** BEGIN Article **

Born and raised in an all-black community in Oklahoma where he was often subjected to humiliating racism, Franklin was later instrumental in bringing down the legal and historical validations of such a world.

 

 

As an author, his book “From Slavery to Freedom” was a landmark integration of black history into American history that remains relevant more than 60 years after being published. As a scholar, his research helped Thurgood Marshall and his team at the NAACP win Brown v. Board of Education, the 1954 case that barred the doctrine of “separate but equal” in the nation’s public schools.

 

 

“It was evident how much the lawyers appreciated what the historians could offer,” Franklin later wrote. “For me, and I suspect the same was true for the others, it was exhilarating.”

 

 

Franklin himself broke numerous color barriers. He was the first black department chair at a predominantly white institution, Brooklyn College; the first black professor to hold an endowed chair at Duke; and the first black president of the American Historical Association.

 

 

He often regarded his country like an exasperated relative, frustrated by racism’s stubborn power, yet refusing to give up. “I want to be out there on the firing line, helping, directing or doing something to try to make this a better world, a better place to live,” Franklin told The Associated Press in 2005.

 

 

In November, after Barack Obama broke the ultimate racial barrier in American politics, Franklin called his ascension to the White House “one of the most historic moments, if not the most historic moment, in the history of this country.”

 

 

“Because of the life John Hope Franklin lived, the public service he rendered, and the scholarship that was the mark of his distinguished career, we all have a richer understanding of who we are as Americans and our journey as a people,” Obama said in a statement. “Dr. Franklin will be deeply missed, but his legacy is one that will surely endure.”

 

 

Obama’s achievement fit with Franklin’s mission as a historian, to document how blacks lived and served alongside whites from the nation’s birth. Black patriots fought at Lexington and Concord, Franklin pointed out in “From Slavery to Freedom,” published in 1947. They crossed the Delaware with Washington and explored with Lewis and Clark.

 

 

The book sold more than 3.5 million copies and remains required reading in college classrooms. It was based on research Franklin conducted in libraries and archives that didn’t allow him to eat lunch or use the bathroom because he was black.

 

 

“He was working in a profession that more or less banned him at the outset and ended up its leading practitioner,” said Tim Tyson, a history professor at Duke. “And yet, he always managed to keep his grace and his sense of humor.”

 

 

Late in life, Franklin received more than 130 honorary degrees and the National Association for the Advancement of Colored People’s Spingarn Award. In 1993, President Bill Clinton honored Franklin with the Charles Frankel Prize, recognizing scholarly contributions that give “eloquence and meaning … to our ideas, hopes and dreams as American citizens.”

 

 

Clinton awarded Franklin the Presidential Medal of Freedom, the nation’s highest civilian prize, two years later, and gave him the role for which he was perhaps best known outside academia, as chairman of Clinton’s Initiative on Race. It was a job of which Franklin said, “I am not sure this is an honor. It may be a burden.”

** END Article **
** BEGIN Stored data **

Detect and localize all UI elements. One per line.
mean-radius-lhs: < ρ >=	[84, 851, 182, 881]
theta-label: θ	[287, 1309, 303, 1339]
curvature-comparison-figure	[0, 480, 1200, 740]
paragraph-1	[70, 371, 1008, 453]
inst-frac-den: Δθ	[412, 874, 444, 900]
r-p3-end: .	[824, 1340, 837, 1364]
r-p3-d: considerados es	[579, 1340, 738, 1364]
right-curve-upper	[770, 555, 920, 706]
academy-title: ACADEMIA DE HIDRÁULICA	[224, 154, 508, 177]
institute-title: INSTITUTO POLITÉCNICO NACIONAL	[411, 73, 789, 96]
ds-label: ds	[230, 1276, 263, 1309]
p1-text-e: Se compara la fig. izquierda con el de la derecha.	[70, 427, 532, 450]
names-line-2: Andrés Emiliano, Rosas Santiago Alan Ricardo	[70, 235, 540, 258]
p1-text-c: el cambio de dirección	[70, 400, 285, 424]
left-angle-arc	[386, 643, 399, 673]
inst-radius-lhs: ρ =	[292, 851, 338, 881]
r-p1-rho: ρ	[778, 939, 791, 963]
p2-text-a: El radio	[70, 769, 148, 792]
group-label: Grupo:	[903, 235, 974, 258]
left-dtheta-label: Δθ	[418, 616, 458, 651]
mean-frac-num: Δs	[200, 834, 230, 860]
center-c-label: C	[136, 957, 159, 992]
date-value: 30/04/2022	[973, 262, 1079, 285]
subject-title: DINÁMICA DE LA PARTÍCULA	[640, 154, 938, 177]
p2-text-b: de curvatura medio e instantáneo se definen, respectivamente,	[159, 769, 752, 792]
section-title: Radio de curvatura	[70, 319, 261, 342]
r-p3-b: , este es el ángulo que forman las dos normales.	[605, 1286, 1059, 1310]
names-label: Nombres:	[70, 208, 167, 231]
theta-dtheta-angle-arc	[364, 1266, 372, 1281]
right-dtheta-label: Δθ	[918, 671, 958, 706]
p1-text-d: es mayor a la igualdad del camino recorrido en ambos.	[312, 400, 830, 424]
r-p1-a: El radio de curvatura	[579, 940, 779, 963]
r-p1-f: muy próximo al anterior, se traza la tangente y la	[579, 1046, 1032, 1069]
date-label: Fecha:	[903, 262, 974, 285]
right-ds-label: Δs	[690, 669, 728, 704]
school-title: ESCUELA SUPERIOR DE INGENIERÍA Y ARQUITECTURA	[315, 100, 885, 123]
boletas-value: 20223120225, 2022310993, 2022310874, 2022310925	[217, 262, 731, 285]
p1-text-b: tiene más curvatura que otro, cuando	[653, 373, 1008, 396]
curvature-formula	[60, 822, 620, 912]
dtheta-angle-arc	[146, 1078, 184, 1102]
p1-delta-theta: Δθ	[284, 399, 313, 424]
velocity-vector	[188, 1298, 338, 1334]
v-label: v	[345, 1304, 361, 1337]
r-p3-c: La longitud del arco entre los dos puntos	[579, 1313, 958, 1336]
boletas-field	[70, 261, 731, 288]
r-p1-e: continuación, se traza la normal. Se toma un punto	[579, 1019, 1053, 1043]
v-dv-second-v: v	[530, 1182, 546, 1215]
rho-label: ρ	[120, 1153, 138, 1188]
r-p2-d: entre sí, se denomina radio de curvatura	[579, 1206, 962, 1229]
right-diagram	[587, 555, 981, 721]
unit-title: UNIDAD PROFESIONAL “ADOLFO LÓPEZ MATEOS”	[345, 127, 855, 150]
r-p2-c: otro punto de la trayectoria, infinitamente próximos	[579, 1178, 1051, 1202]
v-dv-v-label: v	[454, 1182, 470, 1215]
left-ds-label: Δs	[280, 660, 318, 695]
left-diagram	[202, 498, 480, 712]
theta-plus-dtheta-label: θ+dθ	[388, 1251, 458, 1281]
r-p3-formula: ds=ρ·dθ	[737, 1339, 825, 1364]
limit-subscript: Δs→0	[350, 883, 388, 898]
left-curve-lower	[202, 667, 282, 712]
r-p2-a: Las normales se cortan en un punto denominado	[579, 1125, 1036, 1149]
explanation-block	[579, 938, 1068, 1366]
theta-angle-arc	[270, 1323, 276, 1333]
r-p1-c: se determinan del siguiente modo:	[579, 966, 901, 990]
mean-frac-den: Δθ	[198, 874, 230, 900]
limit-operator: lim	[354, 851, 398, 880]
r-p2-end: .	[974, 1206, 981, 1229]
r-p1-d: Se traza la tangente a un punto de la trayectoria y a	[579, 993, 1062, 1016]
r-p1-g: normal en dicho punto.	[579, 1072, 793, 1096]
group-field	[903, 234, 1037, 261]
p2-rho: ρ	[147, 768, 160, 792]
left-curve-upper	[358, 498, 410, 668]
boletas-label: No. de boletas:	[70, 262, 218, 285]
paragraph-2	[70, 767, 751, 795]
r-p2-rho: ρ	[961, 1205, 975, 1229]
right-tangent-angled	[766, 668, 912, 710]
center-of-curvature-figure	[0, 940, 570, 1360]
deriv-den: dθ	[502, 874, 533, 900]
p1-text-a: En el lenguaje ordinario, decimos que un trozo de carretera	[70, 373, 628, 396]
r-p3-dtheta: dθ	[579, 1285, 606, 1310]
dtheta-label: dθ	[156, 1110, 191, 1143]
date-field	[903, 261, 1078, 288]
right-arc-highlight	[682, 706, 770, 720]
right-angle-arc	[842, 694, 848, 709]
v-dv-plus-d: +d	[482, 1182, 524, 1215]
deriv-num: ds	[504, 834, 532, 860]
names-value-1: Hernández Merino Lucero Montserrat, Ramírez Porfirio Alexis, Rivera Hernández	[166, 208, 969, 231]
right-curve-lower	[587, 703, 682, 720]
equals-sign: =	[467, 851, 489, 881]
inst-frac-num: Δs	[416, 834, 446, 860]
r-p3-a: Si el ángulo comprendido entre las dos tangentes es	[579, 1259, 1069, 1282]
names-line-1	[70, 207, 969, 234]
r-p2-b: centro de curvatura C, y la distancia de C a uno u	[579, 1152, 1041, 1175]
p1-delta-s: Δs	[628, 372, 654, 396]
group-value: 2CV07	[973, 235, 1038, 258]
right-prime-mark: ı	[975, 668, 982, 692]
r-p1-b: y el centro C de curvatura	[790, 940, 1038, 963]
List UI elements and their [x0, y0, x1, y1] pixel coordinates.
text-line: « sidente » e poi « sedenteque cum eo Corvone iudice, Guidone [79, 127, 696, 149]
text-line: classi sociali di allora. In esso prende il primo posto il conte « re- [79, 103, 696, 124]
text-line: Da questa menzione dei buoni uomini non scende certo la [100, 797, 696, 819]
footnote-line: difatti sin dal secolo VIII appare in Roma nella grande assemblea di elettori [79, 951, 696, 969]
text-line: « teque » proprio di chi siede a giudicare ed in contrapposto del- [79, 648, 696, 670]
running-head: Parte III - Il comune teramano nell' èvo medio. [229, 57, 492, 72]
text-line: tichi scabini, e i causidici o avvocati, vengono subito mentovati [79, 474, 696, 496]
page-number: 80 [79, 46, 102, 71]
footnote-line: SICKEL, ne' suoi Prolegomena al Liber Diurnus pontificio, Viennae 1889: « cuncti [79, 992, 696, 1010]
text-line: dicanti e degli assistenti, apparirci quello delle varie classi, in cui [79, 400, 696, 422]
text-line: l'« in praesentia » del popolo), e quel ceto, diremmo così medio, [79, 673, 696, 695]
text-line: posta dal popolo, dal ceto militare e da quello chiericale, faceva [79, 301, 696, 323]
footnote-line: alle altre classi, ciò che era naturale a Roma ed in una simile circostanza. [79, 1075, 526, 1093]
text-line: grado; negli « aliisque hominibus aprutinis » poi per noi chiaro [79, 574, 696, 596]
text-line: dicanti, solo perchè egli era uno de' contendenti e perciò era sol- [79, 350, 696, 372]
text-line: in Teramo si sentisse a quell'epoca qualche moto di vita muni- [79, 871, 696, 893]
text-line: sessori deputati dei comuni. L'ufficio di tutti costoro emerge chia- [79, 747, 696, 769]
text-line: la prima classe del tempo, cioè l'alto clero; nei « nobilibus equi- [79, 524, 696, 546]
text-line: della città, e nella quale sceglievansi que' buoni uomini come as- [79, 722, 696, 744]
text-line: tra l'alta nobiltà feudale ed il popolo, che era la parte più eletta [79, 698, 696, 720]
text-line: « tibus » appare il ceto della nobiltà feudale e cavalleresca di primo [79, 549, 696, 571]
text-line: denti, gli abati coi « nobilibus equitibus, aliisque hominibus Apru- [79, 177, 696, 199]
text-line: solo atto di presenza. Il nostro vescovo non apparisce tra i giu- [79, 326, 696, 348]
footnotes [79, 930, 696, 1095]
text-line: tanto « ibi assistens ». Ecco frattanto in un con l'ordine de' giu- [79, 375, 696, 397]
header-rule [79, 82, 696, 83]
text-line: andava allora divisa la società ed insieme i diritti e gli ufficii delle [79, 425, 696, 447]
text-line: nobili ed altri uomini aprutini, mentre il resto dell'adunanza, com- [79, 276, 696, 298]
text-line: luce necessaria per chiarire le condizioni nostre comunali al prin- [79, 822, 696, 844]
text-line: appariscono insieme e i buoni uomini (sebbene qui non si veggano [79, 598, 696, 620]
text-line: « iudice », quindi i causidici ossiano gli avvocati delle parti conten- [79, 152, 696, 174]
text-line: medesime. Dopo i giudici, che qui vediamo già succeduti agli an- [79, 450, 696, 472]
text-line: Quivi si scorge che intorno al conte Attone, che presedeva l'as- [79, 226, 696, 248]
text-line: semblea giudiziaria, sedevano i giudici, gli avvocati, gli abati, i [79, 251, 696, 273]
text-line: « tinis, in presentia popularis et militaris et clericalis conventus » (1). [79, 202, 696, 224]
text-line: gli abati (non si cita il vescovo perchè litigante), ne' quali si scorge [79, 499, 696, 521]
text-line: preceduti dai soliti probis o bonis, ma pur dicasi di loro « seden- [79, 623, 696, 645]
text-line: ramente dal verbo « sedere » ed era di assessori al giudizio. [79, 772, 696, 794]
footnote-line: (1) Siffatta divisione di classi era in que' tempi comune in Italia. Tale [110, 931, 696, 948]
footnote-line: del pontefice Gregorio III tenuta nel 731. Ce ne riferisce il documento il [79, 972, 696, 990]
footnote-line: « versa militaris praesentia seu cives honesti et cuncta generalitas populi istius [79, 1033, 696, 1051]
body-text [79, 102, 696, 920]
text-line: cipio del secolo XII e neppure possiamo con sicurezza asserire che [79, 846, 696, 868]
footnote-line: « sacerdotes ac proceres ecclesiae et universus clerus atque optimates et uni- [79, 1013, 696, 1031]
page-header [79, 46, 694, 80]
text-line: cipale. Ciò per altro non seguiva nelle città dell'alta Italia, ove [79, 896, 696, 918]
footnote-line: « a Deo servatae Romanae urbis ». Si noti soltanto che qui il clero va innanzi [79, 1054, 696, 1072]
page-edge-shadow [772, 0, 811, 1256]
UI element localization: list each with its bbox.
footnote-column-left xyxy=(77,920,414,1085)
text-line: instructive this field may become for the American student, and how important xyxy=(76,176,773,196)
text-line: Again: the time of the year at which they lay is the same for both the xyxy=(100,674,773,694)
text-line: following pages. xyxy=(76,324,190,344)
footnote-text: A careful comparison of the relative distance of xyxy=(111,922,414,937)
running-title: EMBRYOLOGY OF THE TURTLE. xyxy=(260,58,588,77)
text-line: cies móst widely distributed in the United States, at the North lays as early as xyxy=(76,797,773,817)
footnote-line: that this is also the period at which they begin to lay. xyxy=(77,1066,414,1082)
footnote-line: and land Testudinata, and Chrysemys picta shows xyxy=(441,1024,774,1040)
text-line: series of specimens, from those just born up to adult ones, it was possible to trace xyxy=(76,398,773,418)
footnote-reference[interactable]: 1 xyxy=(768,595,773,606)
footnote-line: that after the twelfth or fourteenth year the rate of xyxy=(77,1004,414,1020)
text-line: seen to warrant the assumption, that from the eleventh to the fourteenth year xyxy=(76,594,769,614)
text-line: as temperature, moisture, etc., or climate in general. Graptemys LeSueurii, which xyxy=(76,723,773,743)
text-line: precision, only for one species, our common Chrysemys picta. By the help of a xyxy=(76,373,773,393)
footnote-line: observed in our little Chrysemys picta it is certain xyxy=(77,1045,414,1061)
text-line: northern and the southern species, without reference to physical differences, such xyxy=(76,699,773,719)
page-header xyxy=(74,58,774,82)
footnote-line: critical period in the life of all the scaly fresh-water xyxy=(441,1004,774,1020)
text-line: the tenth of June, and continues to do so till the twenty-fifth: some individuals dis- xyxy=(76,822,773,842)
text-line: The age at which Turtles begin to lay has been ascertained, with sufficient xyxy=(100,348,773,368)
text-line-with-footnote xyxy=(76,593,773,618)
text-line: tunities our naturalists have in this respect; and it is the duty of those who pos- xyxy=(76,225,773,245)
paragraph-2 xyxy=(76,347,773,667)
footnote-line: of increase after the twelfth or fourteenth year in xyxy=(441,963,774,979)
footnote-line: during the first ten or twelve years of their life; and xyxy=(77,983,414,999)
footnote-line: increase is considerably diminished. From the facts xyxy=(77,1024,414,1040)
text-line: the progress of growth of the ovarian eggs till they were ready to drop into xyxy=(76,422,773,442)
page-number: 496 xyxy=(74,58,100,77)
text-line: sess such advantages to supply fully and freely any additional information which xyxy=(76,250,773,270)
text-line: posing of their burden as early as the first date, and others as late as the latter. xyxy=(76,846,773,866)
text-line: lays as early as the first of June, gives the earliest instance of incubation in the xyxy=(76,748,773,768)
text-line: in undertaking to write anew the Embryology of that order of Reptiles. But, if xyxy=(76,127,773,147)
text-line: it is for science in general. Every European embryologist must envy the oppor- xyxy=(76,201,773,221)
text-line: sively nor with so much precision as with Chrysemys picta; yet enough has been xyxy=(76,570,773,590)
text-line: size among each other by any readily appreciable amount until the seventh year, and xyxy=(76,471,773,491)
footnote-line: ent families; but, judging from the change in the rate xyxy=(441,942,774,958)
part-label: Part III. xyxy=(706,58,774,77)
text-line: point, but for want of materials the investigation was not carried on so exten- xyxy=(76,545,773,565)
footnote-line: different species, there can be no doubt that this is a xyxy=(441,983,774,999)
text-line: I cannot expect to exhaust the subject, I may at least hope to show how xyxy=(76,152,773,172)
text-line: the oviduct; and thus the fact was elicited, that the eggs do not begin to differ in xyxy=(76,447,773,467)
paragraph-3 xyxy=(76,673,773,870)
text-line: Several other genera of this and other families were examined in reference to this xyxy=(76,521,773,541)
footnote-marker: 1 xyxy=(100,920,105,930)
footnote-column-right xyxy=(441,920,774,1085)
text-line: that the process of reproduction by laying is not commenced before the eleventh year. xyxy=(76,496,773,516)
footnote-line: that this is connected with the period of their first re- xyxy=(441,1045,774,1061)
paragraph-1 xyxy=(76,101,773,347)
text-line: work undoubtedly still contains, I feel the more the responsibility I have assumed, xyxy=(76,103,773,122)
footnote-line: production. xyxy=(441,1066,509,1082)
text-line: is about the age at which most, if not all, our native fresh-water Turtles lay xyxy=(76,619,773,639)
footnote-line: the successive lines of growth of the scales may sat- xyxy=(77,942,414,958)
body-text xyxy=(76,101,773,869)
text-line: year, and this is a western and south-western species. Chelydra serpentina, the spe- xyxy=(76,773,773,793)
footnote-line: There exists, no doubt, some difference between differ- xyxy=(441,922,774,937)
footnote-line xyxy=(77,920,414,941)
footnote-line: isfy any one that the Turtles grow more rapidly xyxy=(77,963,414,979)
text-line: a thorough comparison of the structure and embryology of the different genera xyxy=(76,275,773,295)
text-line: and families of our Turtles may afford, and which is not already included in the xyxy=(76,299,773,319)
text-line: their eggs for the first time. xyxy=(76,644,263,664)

** END Stored data **

Stated exercise 1:
Answer these questions from the article on John Hope Franklin:
(a) In what year was "From Slavery to Freedom" published?
(b) At which institution was Franklin the first black department chair?
(c) How many honorary degrees did Franklin receive late in life?
Stated exercise 2: Proceed with the article on John Hope Franklin, picking up after its final sentence.
The items above come from a separate source.

Final result 1:
(a) 1947
(b) Brooklyn College
(c) More than 130

Final result 2:
“John Hope Franklin was one of the most important American historians of the 20th century and one of the people I most admired,” Clinton said in a statement. “He graced our country with his life, his scholarship, and his citizenship.”

 

 

As he aged, Franklin spent more time in the greenhouse behind his home, where he nursed orchids, than in libraries. He fell in love with the flowers because “they’re full of challenges, mystery” - the same reasons he fell in love with history.

 

 

In June, Franklin had a small role in the movie based on the book “Blood Done Signed My Name,” about the public slaying of black man in Oxford in 1970. Tyson, the book’s author, said at the time he wanted Franklin in the movie “because of his dignity and his shining intelligence.”

 

 

Franklin attended historically black Fisk University, where he met Aurelia Whittington, who would be his wife, editor, helpmate and rock for 58 years, until her death in 1999. He planned to follow his father into law, but the lively lectures of a white professor, Ted Currier, convinced him history was his field. Currier borrowed $500 to send Franklin to Harvard University for graduate studies.

 

 

Franklin’s doctoral thesis was on free blacks in antebellum North Carolina. His wife spent part of their honeymoon in Washington, D.C., at the Census Bureau, helping him finish. The resulting work, “The Free Negro in North Carolina, 1790-1860,” earned Franklin his doctorate and, in 1943, became his first published book. Four years later, he took a job at Howard University. It was the same year “From Slavery to Freedom” was published.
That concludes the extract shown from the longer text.